Return all entries word for word, but drop any images.

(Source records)
++++++++++++++++++++

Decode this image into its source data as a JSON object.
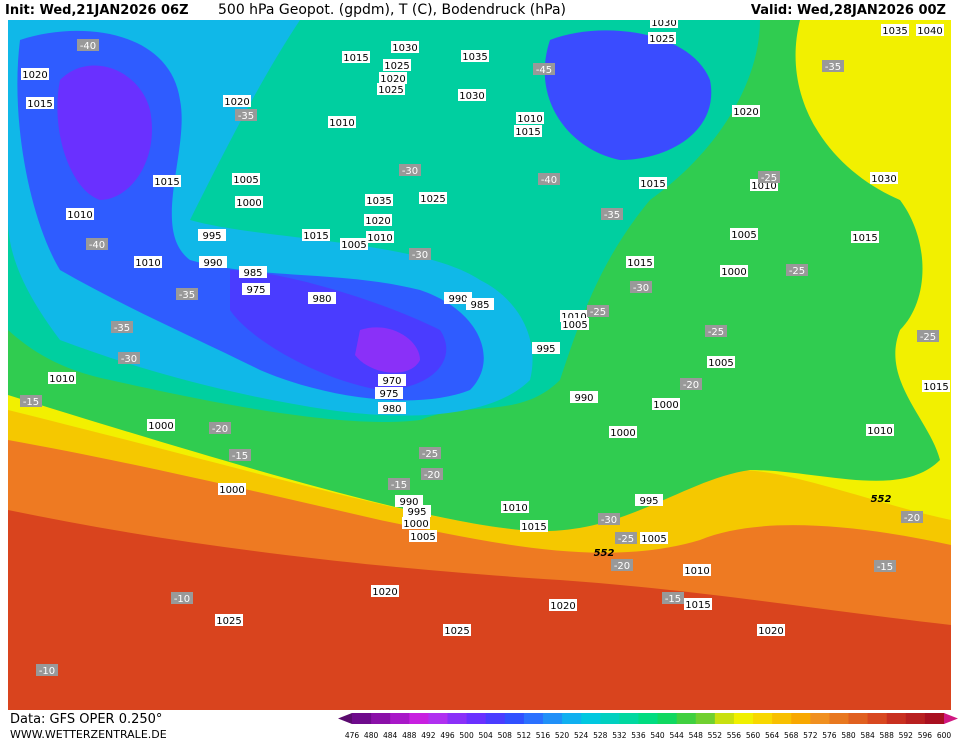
{
  "header": {
    "init": "Init: Wed,21JAN2026 06Z",
    "title": "500 hPa Geopot. (gpdm), T (C), Bodendruck (hPa)",
    "valid": "Valid: Wed,28JAN2026 00Z"
  },
  "footer": {
    "data": "Data: GFS OPER 0.250°",
    "site": "WWW.WETTERZENTRALE.DE"
  },
  "isobars": [
    "1030",
    "1015",
    "1025",
    "1020",
    "1025",
    "1030",
    "1035",
    "1020",
    "1015",
    "1020",
    "1010",
    "1015",
    "1005",
    "1000",
    "1035",
    "1025",
    "1020",
    "1015",
    "1005",
    "1010",
    "1010",
    "995",
    "990",
    "1010",
    "985",
    "975",
    "980",
    "990",
    "985",
    "970",
    "975",
    "980",
    "1010",
    "1000",
    "1000",
    "995",
    "990",
    "1010",
    "1015",
    "1005",
    "1000",
    "995",
    "990",
    "1020",
    "1025",
    "1025",
    "1020",
    "1020",
    "1015",
    "1010",
    "1005",
    "995",
    "1000",
    "1000",
    "1005",
    "1000",
    "1005",
    "1015",
    "1015",
    "1010",
    "1030",
    "1015",
    "1020",
    "1015",
    "1010",
    "1025",
    "1030",
    "1035",
    "1040",
    "1010",
    "1015",
    "1010",
    "1005"
  ],
  "isotherms": [
    "-40",
    "-35",
    "-30",
    "-30",
    "-40",
    "-45",
    "-35",
    "-35",
    "-25",
    "-25",
    "-30",
    "-25",
    "-20",
    "-25",
    "-40",
    "-35",
    "-35",
    "-30",
    "-15",
    "-20",
    "-15",
    "-25",
    "-20",
    "-15",
    "-30",
    "-25",
    "-20",
    "-15",
    "-10",
    "-10",
    "-15",
    "-20",
    "-25"
  ],
  "contour_552": [
    "552",
    "552"
  ],
  "scale": {
    "labels": [
      476,
      480,
      484,
      488,
      492,
      496,
      500,
      504,
      508,
      512,
      516,
      520,
      524,
      528,
      532,
      536,
      540,
      544,
      548,
      552,
      556,
      560,
      564,
      568,
      572,
      576,
      580,
      584,
      588,
      592,
      596,
      600
    ],
    "colors": [
      "#5a0a6e",
      "#6e0a8c",
      "#8a10a8",
      "#a818c8",
      "#c820e0",
      "#b030f0",
      "#8a30f8",
      "#6a30ff",
      "#4a3cff",
      "#3050ff",
      "#2a70ff",
      "#2090f8",
      "#10b0f0",
      "#00c8e0",
      "#00d0c0",
      "#00d8a0",
      "#00dc80",
      "#10d860",
      "#40d040",
      "#70d030",
      "#c8e010",
      "#f0f000",
      "#f8d800",
      "#f8c000",
      "#f8a800",
      "#f09020",
      "#e87820",
      "#e06020",
      "#d84820",
      "#c83020",
      "#b82020",
      "#a81020",
      "#d01880"
    ]
  }
}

++++++++++++++++++++

- The result
Decode this image into its source data as a JSON object.
{
  "header": {
    "init": "Init: Wed,21JAN2026 06Z",
    "title": "500 hPa Geopot. (gpdm), T (C), Bodendruck (hPa)",
    "valid": "Valid: Wed,28JAN2026 00Z"
  },
  "footer": {
    "data": "Data: GFS OPER 0.250°",
    "site": "WWW.WETTERZENTRALE.DE"
  },
  "isobars": [
    "1030",
    "1015",
    "1025",
    "1020",
    "1025",
    "1030",
    "1035",
    "1020",
    "1015",
    "1020",
    "1010",
    "1015",
    "1005",
    "1000",
    "1035",
    "1025",
    "1020",
    "1015",
    "1005",
    "1010",
    "1010",
    "995",
    "990",
    "1010",
    "985",
    "975",
    "980",
    "990",
    "985",
    "970",
    "975",
    "980",
    "1010",
    "1000",
    "1000",
    "995",
    "990",
    "1010",
    "1015",
    "1005",
    "1000",
    "995",
    "990",
    "1020",
    "1025",
    "1025",
    "1020",
    "1020",
    "1015",
    "1010",
    "1005",
    "995",
    "1000",
    "1000",
    "1005",
    "1000",
    "1005",
    "1015",
    "1015",
    "1010",
    "1030",
    "1015",
    "1020",
    "1015",
    "1010",
    "1025",
    "1030",
    "1035",
    "1040",
    "1010",
    "1015",
    "1010",
    "1005"
  ],
  "isotherms": [
    "-40",
    "-35",
    "-30",
    "-30",
    "-40",
    "-45",
    "-35",
    "-35",
    "-25",
    "-25",
    "-30",
    "-25",
    "-20",
    "-25",
    "-40",
    "-35",
    "-35",
    "-30",
    "-15",
    "-20",
    "-15",
    "-25",
    "-20",
    "-15",
    "-30",
    "-25",
    "-20",
    "-15",
    "-10",
    "-10",
    "-15",
    "-20",
    "-25"
  ],
  "contour_552": [
    "552",
    "552"
  ],
  "scale": {
    "labels": [
      476,
      480,
      484,
      488,
      492,
      496,
      500,
      504,
      508,
      512,
      516,
      520,
      524,
      528,
      532,
      536,
      540,
      544,
      548,
      552,
      556,
      560,
      564,
      568,
      572,
      576,
      580,
      584,
      588,
      592,
      596,
      600
    ],
    "colors": [
      "#5a0a6e",
      "#6e0a8c",
      "#8a10a8",
      "#a818c8",
      "#c820e0",
      "#b030f0",
      "#8a30f8",
      "#6a30ff",
      "#4a3cff",
      "#3050ff",
      "#2a70ff",
      "#2090f8",
      "#10b0f0",
      "#00c8e0",
      "#00d0c0",
      "#00d8a0",
      "#00dc80",
      "#10d860",
      "#40d040",
      "#70d030",
      "#c8e010",
      "#f0f000",
      "#f8d800",
      "#f8c000",
      "#f8a800",
      "#f09020",
      "#e87820",
      "#e06020",
      "#d84820",
      "#c83020",
      "#b82020",
      "#a81020",
      "#d01880"
    ]
  }
}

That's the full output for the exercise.